YOUR INSTRUCTIONS -> Exclude the pictures and retype the entries as written.

PROVIDED RECORDS ->
▼
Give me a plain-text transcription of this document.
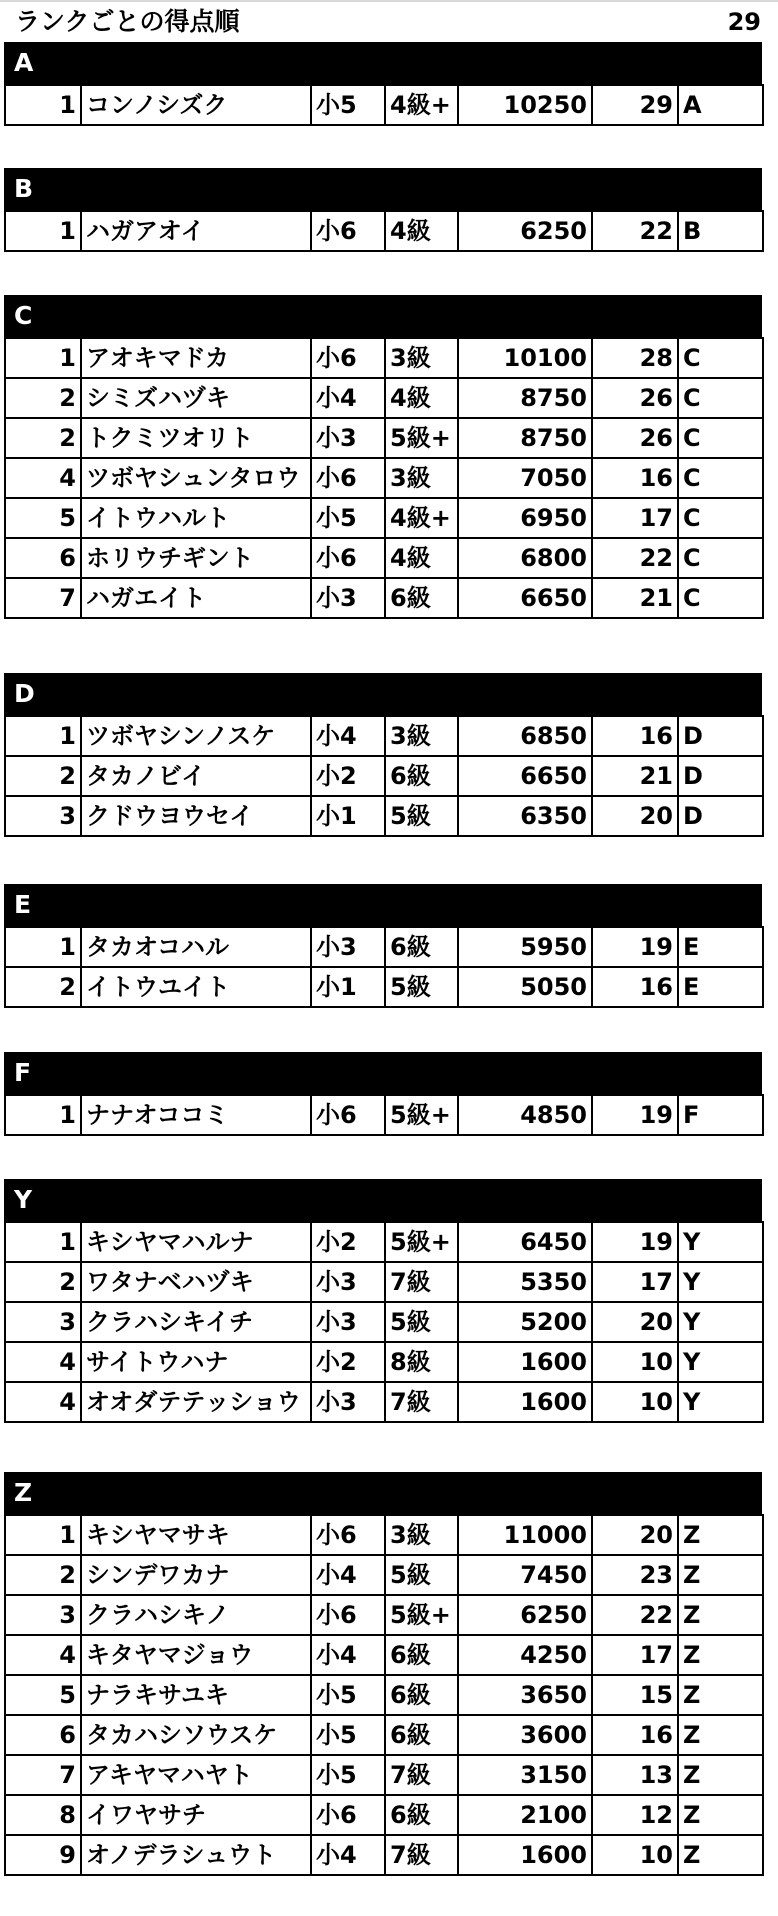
ランクごとの得点順	29
A
1	コンノシズク	小5	4級+	10250	29	A
B
1	ハガアオイ	小6	4級	6250	22	B
C
1	アオキマドカ	小6	3級	10100	28	C
2	シミズハヅキ	小4	4級	8750	26	C
2	トクミツオリト	小3	5級+	8750	26	C
4	ツボヤシュンタロウ	小6	3級	7050	16	C
5	イトウハルト	小5	4級+	6950	17	C
6	ホリウチギント	小6	4級	6800	22	C
7	ハガエイト	小3	6級	6650	21	C
D
1	ツボヤシンノスケ	小4	3級	6850	16	D
2	タカノビイ	小2	6級	6650	21	D
3	クドウヨウセイ	小1	5級	6350	20	D
E
1	タカオコハル	小3	6級	5950	19	E
2	イトウユイト	小1	5級	5050	16	E
F
1	ナナオココミ	小6	5級+	4850	19	F
Y
1	キシヤマハルナ	小2	5級+	6450	19	Y
2	ワタナベハヅキ	小3	7級	5350	17	Y
3	クラハシキイチ	小3	5級	5200	20	Y
4	サイトウハナ	小2	8級	1600	10	Y
4	オオダテテッショウ	小3	7級	1600	10	Y
Z
1	キシヤマサキ	小6	3級	11000	20	Z
2	シンデワカナ	小4	5級	7450	23	Z
3	クラハシキノ	小6	5級+	6250	22	Z
4	キタヤマジョウ	小4	6級	4250	17	Z
5	ナラキサユキ	小5	6級	3650	15	Z
6	タカハシソウスケ	小5	6級	3600	16	Z
7	アキヤマハヤト	小5	7級	3150	13	Z
8	イワヤサチ	小6	6級	2100	12	Z
9	オノデラシュウト	小4	7級	1600	10	Z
▲
RESPONSE FOR THIS EXERCISE ->
Give me a plain-text transcription of this document.
ランクごとの得点順	29
A
1	コンノシズク	小5	4級+	10250	29	A
B
1	ハガアオイ	小6	4級	6250	22	B
C
1	アオキマドカ	小6	3級	10100	28	C
2	シミズハヅキ	小4	4級	8750	26	C
2	トクミツオリト	小3	5級+	8750	26	C
4	ツボヤシュンタロウ	小6	3級	7050	16	C
5	イトウハルト	小5	4級+	6950	17	C
6	ホリウチギント	小6	4級	6800	22	C
7	ハガエイト	小3	6級	6650	21	C
D
1	ツボヤシンノスケ	小4	3級	6850	16	D
2	タカノビイ	小2	6級	6650	21	D
3	クドウヨウセイ	小1	5級	6350	20	D
E
1	タカオコハル	小3	6級	5950	19	E
2	イトウユイト	小1	5級	5050	16	E
F
1	ナナオココミ	小6	5級+	4850	19	F
Y
1	キシヤマハルナ	小2	5級+	6450	19	Y
2	ワタナベハヅキ	小3	7級	5350	17	Y
3	クラハシキイチ	小3	5級	5200	20	Y
4	サイトウハナ	小2	8級	1600	10	Y
4	オオダテテッショウ	小3	7級	1600	10	Y
Z
1	キシヤマサキ	小6	3級	11000	20	Z
2	シンデワカナ	小4	5級	7450	23	Z
3	クラハシキノ	小6	5級+	6250	22	Z
4	キタヤマジョウ	小4	6級	4250	17	Z
5	ナラキサユキ	小5	6級	3650	15	Z
6	タカハシソウスケ	小5	6級	3600	16	Z
7	アキヤマハヤト	小5	7級	3150	13	Z
8	イワヤサチ	小6	6級	2100	12	Z
9	オノデラシュウト	小4	7級	1600	10	Z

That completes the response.